:: REQUIREMENT ::
Omit any picture, and return the remaining data exactly as written.

:: EXERCISE INPUT ::
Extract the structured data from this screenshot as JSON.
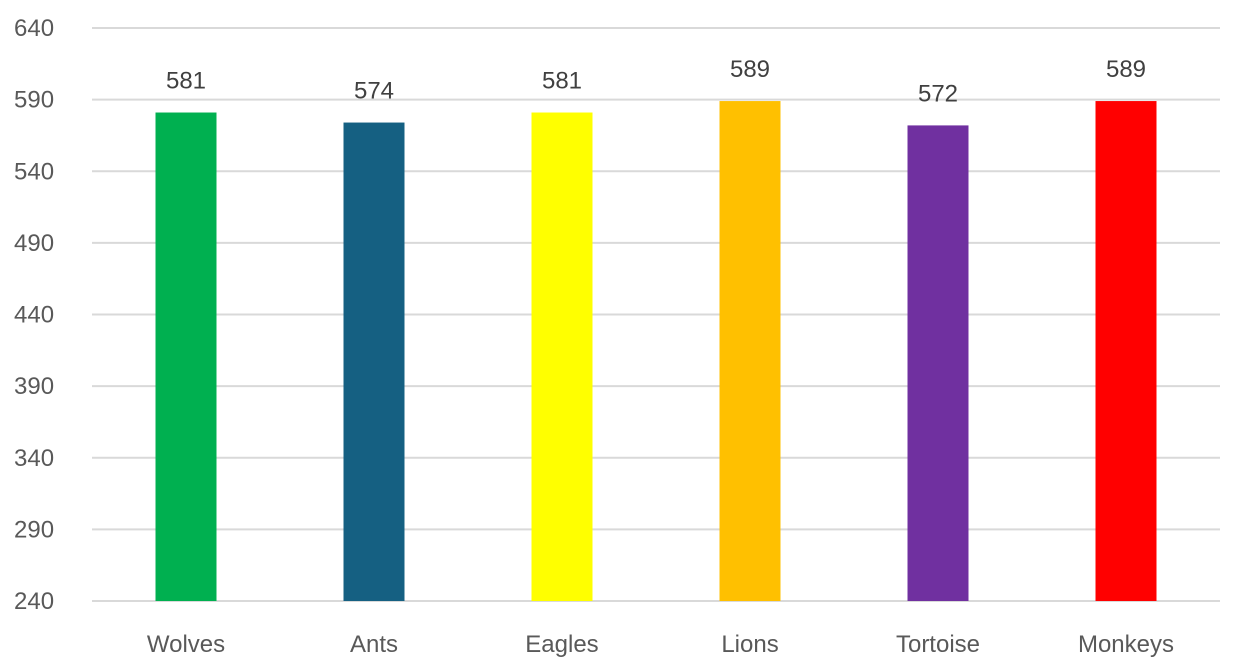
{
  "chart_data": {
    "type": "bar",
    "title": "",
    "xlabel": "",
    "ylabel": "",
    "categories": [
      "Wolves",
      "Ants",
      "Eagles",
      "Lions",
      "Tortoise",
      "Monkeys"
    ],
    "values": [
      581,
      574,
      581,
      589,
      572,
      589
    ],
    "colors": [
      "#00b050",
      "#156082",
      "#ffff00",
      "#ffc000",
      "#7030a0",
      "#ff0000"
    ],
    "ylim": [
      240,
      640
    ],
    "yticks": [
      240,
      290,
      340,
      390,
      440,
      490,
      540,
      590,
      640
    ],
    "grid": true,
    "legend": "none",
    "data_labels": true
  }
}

:: REPLY TO THE EXERCISE ::
Extract the structured data from this screenshot as JSON.
{
  "chart_data": {
    "type": "bar",
    "title": "",
    "xlabel": "",
    "ylabel": "",
    "categories": [
      "Wolves",
      "Ants",
      "Eagles",
      "Lions",
      "Tortoise",
      "Monkeys"
    ],
    "values": [
      581,
      574,
      581,
      589,
      572,
      589
    ],
    "colors": [
      "#00b050",
      "#156082",
      "#ffff00",
      "#ffc000",
      "#7030a0",
      "#ff0000"
    ],
    "ylim": [
      240,
      640
    ],
    "yticks": [
      240,
      290,
      340,
      390,
      440,
      490,
      540,
      590,
      640
    ],
    "grid": true,
    "legend": "none",
    "data_labels": true
  }
}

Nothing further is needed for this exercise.